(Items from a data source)
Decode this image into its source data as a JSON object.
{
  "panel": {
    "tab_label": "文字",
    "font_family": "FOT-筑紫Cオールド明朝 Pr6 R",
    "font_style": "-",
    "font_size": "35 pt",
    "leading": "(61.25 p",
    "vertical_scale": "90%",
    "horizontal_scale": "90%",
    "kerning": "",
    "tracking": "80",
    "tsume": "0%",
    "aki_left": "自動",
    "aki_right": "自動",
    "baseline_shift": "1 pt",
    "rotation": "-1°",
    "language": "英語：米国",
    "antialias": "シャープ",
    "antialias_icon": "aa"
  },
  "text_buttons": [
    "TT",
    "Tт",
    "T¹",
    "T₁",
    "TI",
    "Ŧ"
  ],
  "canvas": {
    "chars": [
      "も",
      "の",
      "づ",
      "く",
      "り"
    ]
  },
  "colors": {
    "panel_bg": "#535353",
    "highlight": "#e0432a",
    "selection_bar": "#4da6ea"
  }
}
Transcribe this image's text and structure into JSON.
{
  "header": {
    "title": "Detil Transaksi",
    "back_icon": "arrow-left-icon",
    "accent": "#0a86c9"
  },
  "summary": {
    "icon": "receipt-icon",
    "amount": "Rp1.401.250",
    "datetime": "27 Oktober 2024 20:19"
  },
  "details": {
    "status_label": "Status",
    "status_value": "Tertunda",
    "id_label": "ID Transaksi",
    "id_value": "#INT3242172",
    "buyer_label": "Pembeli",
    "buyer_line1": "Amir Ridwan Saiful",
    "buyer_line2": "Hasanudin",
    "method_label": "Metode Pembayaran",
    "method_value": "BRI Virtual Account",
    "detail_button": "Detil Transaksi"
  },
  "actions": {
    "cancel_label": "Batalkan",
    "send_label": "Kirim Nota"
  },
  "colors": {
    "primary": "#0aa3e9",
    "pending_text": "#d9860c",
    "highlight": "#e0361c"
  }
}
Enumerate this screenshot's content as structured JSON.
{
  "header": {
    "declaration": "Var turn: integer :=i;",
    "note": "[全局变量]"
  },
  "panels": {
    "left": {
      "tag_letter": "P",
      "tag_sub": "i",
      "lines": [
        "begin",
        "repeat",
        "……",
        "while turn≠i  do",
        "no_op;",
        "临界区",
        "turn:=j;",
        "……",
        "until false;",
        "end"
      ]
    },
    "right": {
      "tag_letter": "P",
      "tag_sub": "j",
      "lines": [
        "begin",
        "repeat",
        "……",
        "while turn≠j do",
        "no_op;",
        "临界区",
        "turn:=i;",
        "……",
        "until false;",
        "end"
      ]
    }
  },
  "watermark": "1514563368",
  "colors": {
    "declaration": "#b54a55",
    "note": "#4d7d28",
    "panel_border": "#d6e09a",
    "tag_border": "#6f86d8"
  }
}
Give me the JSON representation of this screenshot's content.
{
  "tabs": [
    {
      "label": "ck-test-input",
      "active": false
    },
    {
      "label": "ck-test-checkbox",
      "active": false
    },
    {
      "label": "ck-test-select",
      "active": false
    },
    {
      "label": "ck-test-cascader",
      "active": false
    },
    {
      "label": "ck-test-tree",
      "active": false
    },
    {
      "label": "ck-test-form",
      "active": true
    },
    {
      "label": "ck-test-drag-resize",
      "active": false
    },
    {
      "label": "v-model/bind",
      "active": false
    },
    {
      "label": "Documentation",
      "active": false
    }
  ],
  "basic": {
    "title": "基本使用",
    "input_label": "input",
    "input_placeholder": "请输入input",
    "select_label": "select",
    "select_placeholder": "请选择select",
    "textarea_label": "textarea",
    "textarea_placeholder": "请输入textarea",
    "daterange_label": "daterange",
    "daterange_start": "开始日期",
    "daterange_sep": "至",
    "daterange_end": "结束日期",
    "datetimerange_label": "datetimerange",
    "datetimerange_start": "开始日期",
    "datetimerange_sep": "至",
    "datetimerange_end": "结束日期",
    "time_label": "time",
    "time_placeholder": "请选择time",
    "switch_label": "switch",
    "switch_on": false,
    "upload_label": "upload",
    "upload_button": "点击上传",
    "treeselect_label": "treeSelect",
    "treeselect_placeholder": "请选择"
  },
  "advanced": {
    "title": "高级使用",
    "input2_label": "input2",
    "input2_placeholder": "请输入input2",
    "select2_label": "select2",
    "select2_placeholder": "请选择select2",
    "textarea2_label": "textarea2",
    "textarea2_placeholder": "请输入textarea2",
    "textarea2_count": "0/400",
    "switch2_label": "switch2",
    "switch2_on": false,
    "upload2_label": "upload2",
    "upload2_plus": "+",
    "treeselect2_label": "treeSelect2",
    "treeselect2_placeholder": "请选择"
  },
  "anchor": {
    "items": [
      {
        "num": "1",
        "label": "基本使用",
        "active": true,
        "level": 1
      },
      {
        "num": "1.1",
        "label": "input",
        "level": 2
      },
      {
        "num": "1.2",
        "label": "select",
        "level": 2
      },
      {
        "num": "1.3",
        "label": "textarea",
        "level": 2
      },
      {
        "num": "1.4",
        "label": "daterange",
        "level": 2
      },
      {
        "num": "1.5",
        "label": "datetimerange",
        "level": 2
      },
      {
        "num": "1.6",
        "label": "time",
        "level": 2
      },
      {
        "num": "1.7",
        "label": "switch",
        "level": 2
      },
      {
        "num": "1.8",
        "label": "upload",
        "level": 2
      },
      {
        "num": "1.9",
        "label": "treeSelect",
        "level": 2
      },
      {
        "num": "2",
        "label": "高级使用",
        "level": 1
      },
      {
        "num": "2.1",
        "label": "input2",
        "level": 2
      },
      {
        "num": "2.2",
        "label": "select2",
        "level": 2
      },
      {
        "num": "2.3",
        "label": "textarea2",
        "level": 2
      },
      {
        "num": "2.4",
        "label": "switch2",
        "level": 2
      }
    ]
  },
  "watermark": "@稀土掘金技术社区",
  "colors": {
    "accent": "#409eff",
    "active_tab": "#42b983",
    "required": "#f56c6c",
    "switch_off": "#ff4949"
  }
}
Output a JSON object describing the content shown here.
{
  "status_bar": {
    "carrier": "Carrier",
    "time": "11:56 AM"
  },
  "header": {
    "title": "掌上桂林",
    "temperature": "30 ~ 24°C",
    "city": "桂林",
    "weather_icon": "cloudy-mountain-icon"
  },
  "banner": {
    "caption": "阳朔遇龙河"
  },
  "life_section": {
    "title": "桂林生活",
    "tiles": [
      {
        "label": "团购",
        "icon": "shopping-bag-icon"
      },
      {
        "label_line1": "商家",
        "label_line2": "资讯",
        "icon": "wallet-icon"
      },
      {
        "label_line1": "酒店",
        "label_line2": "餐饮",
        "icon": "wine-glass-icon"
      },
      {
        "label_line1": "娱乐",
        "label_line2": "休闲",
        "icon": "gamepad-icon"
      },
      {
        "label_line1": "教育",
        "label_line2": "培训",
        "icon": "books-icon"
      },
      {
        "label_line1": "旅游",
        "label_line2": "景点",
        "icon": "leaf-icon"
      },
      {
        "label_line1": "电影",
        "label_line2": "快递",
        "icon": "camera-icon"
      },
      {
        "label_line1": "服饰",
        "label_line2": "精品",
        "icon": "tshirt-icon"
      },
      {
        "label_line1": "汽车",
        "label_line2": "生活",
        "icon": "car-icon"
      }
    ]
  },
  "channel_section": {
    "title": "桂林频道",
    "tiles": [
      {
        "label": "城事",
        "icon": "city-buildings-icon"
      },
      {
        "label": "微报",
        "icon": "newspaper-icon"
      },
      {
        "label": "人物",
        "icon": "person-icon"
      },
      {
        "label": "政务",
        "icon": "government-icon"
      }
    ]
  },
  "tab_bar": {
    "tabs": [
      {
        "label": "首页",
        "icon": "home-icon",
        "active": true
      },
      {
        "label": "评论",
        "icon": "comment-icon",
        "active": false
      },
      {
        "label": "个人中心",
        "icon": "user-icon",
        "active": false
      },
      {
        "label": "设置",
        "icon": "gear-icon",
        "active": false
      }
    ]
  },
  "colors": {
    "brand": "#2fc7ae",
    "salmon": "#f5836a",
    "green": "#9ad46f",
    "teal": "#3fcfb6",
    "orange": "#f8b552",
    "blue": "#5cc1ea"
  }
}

■ **Stated exercise**: Copy each line that contains the word "Detil".

■ **Correct result**:
    "title": "Detil Transaksi",
    "detail_button": "Detil Transaksi"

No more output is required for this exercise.